## ITEMS:
-- Start --

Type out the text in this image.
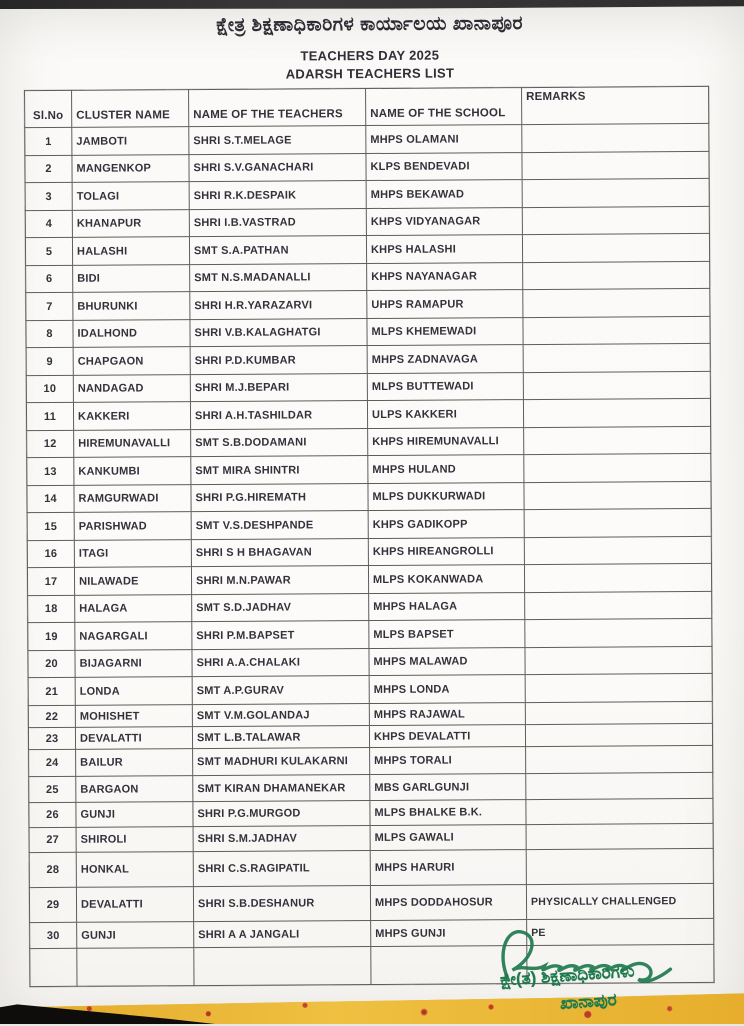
ಕ್ಷೇತ್ರ ಶಿಕ್ಷಣಾಧಿಕಾರಿಗಳ ಕಾರ್ಯಾಲಯ ಖಾನಾಪೂರ
TEACHERS DAY 2025
ADARSH TEACHERS LIST
Sl.No	CLUSTER NAME	NAME OF THE TEACHERS	NAME OF THE SCHOOL	REMARKS
1	JAMBOTI	SHRI S.T.MELAGE	MHPS OLAMANI	
2	MANGENKOP	SHRI S.V.GANACHARI	KLPS BENDEVADI	
3	TOLAGI	SHRI R.K.DESPAIK	MHPS BEKAWAD	
4	KHANAPUR	SHRI I.B.VASTRAD	KHPS VIDYANAGAR	
5	HALASHI	SMT S.A.PATHAN	KHPS HALASHI	
6	BIDI	SMT N.S.MADANALLI	KHPS NAYANAGAR	
7	BHURUNKI	SHRI H.R.YARAZARVI	UHPS RAMAPUR	
8	IDALHOND	SHRI V.B.KALAGHATGI	MLPS KHEMEWADI	
9	CHAPGAON	SHRI P.D.KUMBAR	MHPS ZADNAVAGA	
10	NANDAGAD	SHRI M.J.BEPARI	MLPS BUTTEWADI	
11	KAKKERI	SHRI A.H.TASHILDAR	ULPS KAKKERI	
12	HIREMUNAVALLI	SMT S.B.DODAMANI	KHPS HIREMUNAVALLI	
13	KANKUMBI	SMT MIRA SHINTRI	MHPS HULAND	
14	RAMGURWADI	SHRI P.G.HIREMATH	MLPS DUKKURWADI	
15	PARISHWAD	SMT V.S.DESHPANDE	KHPS GADIKOPP	
16	ITAGI	SHRI S H BHAGAVAN	KHPS HIREANGROLLI	
17	NILAWADE	SHRI M.N.PAWAR	MLPS KOKANWADA	
18	HALAGA	SMT S.D.JADHAV	MHPS HALAGA	
19	NAGARGALI	SHRI P.M.BAPSET	MLPS BAPSET	
20	BIJAGARNI	SHRI A.A.CHALAKI	MHPS MALAWAD	
21	LONDA	SMT A.P.GURAV	MHPS LONDA	
22	MOHISHET	SMT V.M.GOLANDAJ	MHPS RAJAWAL	
23	DEVALATTI	SMT L.B.TALAWAR	KHPS DEVALATTI	
24	BAILUR	SMT MADHURI KULAKARNI	MHPS TORALI	
25	BARGAON	SMT KIRAN DHAMANEKAR	MBS GARLGUNJI	
26	GUNJI	SHRI P.G.MURGOD	MLPS BHALKE B.K.	
27	SHIROLI	SHRI S.M.JADHAV	MLPS GAWALI	
28	HONKAL	SHRI C.S.RAGIPATIL	MHPS HARURI	
29	DEVALATTI	SHRI S.B.DESHANUR	MHPS DODDAHOSUR	PHYSICALLY CHALLENGED
30	GUNJI	SHRI A A JANGALI	MHPS GUNJI	PE

ಕ್ಷೇ(ತ) ಶಿಕ್ಷಣಾಧಿಕಾರಿಗಳು
ಖಾನಾಪುರ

-- End --

## BRIEF:
Without the pictures, restate each entry exactly.

## TASK RESULT:
Type out the text in this image.
ಕ್ಷೇತ್ರ ಶಿಕ್ಷಣಾಧಿಕಾರಿಗಳ ಕಾರ್ಯಾಲಯ ಖಾನಾಪೂರ
TEACHERS DAY 2025
ADARSH TEACHERS LIST
Sl.No	CLUSTER NAME	NAME OF THE TEACHERS	NAME OF THE SCHOOL	REMARKS
1	JAMBOTI	SHRI S.T.MELAGE	MHPS OLAMANI	
2	MANGENKOP	SHRI S.V.GANACHARI	KLPS BENDEVADI	
3	TOLAGI	SHRI R.K.DESPAIK	MHPS BEKAWAD	
4	KHANAPUR	SHRI I.B.VASTRAD	KHPS VIDYANAGAR	
5	HALASHI	SMT S.A.PATHAN	KHPS HALASHI	
6	BIDI	SMT N.S.MADANALLI	KHPS NAYANAGAR	
7	BHURUNKI	SHRI H.R.YARAZARVI	UHPS RAMAPUR	
8	IDALHOND	SHRI V.B.KALAGHATGI	MLPS KHEMEWADI	
9	CHAPGAON	SHRI P.D.KUMBAR	MHPS ZADNAVAGA	
10	NANDAGAD	SHRI M.J.BEPARI	MLPS BUTTEWADI	
11	KAKKERI	SHRI A.H.TASHILDAR	ULPS KAKKERI	
12	HIREMUNAVALLI	SMT S.B.DODAMANI	KHPS HIREMUNAVALLI	
13	KANKUMBI	SMT MIRA SHINTRI	MHPS HULAND	
14	RAMGURWADI	SHRI P.G.HIREMATH	MLPS DUKKURWADI	
15	PARISHWAD	SMT V.S.DESHPANDE	KHPS GADIKOPP	
16	ITAGI	SHRI S H BHAGAVAN	KHPS HIREANGROLLI	
17	NILAWADE	SHRI M.N.PAWAR	MLPS KOKANWADA	
18	HALAGA	SMT S.D.JADHAV	MHPS HALAGA	
19	NAGARGALI	SHRI P.M.BAPSET	MLPS BAPSET	
20	BIJAGARNI	SHRI A.A.CHALAKI	MHPS MALAWAD	
21	LONDA	SMT A.P.GURAV	MHPS LONDA	
22	MOHISHET	SMT V.M.GOLANDAJ	MHPS RAJAWAL	
23	DEVALATTI	SMT L.B.TALAWAR	KHPS DEVALATTI	
24	BAILUR	SMT MADHURI KULAKARNI	MHPS TORALI	
25	BARGAON	SMT KIRAN DHAMANEKAR	MBS GARLGUNJI	
26	GUNJI	SHRI P.G.MURGOD	MLPS BHALKE B.K.	
27	SHIROLI	SHRI S.M.JADHAV	MLPS GAWALI	
28	HONKAL	SHRI C.S.RAGIPATIL	MHPS HARURI	
29	DEVALATTI	SHRI S.B.DESHANUR	MHPS DODDAHOSUR	PHYSICALLY CHALLENGED
30	GUNJI	SHRI A A JANGALI	MHPS GUNJI	PE

ಕ್ಷೇ(ತ) ಶಿಕ್ಷಣಾಧಿಕಾರಿಗಳು
ಖಾನಾಪುರ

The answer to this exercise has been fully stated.